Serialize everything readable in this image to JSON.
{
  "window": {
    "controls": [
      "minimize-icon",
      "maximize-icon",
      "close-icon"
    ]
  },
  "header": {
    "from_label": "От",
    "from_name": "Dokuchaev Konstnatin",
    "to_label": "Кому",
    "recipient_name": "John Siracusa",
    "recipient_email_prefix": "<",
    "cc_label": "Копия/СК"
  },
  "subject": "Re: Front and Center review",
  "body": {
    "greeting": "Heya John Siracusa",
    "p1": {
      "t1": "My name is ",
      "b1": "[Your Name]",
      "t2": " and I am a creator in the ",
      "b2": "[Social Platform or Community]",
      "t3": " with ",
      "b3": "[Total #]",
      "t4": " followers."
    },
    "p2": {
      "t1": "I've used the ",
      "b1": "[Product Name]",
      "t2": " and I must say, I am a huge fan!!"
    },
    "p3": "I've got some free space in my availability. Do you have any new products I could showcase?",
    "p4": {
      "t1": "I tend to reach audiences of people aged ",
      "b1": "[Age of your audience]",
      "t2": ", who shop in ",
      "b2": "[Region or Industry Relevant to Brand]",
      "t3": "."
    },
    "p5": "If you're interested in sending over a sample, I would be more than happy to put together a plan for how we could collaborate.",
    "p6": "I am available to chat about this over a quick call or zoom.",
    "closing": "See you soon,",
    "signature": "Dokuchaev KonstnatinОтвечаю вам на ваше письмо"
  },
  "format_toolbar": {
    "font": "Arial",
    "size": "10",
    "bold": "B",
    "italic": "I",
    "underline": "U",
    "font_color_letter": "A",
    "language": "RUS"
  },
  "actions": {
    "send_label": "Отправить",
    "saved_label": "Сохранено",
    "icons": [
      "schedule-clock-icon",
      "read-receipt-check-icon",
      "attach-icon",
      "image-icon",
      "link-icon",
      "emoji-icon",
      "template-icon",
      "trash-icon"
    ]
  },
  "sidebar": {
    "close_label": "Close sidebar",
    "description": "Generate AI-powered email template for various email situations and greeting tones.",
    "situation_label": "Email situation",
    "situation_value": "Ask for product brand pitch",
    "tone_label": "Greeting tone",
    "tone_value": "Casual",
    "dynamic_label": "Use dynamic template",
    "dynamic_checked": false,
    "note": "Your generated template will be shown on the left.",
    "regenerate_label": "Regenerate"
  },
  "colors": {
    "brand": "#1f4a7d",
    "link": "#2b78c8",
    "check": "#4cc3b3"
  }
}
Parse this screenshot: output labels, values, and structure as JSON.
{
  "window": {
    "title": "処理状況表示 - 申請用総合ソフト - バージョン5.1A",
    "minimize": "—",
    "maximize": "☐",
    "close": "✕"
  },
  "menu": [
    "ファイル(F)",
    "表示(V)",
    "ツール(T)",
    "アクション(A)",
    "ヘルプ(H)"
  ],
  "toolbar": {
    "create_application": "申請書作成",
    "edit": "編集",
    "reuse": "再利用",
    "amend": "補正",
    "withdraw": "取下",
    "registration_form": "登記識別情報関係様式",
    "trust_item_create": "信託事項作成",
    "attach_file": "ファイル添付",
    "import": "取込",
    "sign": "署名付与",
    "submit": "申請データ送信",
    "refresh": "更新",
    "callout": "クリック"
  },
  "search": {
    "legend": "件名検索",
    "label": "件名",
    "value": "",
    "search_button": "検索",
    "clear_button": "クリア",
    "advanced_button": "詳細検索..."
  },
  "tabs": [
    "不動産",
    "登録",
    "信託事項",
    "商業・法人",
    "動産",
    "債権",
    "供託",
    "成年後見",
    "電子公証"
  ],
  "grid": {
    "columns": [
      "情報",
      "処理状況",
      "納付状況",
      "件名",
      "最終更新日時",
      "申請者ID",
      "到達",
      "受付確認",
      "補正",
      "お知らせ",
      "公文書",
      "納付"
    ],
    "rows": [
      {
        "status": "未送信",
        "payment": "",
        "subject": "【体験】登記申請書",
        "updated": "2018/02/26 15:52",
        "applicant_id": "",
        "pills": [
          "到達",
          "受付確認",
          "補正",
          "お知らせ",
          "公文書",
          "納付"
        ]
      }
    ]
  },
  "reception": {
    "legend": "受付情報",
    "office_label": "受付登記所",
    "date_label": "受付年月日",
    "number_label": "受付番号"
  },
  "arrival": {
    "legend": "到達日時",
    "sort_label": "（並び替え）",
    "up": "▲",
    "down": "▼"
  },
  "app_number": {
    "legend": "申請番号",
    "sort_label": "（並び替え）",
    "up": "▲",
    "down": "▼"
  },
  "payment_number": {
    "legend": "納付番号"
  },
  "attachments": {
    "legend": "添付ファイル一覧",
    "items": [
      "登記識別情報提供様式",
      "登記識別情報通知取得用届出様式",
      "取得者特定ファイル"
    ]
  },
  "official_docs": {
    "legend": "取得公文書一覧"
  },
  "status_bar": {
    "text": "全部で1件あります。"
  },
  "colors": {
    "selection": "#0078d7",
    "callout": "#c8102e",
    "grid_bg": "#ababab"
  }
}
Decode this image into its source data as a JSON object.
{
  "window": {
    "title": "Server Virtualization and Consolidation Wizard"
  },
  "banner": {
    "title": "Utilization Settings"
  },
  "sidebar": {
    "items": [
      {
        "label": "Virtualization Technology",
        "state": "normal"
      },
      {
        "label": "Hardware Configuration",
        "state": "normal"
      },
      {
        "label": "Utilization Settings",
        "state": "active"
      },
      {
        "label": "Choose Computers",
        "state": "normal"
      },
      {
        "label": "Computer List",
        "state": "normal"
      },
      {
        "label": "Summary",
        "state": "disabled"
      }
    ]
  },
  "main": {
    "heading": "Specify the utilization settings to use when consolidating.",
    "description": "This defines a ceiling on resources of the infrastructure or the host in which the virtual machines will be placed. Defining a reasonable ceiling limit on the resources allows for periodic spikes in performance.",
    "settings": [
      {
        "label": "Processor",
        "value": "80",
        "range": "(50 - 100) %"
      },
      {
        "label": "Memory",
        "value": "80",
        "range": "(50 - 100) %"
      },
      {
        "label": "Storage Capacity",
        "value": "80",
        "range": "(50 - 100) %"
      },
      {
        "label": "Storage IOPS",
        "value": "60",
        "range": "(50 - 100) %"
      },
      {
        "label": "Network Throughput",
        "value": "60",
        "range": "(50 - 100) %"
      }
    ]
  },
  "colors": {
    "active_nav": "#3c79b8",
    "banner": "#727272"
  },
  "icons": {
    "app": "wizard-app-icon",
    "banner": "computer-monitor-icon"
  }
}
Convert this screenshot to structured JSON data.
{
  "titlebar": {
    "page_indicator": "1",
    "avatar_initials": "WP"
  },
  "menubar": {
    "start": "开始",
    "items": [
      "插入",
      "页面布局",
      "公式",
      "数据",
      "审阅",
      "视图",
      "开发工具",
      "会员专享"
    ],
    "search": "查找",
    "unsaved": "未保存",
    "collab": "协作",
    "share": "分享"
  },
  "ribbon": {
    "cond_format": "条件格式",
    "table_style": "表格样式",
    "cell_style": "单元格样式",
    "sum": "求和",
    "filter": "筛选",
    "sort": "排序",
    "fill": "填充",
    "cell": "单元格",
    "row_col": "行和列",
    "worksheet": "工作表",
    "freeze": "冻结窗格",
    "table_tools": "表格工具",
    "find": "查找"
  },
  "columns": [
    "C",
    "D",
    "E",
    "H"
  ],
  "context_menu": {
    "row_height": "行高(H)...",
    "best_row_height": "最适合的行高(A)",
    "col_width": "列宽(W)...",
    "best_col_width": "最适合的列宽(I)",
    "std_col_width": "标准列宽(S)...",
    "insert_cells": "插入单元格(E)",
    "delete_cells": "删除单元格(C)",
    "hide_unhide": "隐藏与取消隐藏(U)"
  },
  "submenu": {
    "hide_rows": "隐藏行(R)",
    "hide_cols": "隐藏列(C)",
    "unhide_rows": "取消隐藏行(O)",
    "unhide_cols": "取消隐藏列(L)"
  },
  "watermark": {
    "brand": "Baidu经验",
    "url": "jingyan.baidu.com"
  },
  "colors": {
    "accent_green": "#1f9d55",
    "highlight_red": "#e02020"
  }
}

### TASK:
Find the string "could" in the entries above and return each line that holds it.

### ANSWER TO THIS EXERCISE:
    "p3": "I've got some free space in my availability. Do you have any new products I could showcase?",
    "p5": "If you're interested in sending over a sample, I would be more than happy to put together a plan for how we could collaborate.",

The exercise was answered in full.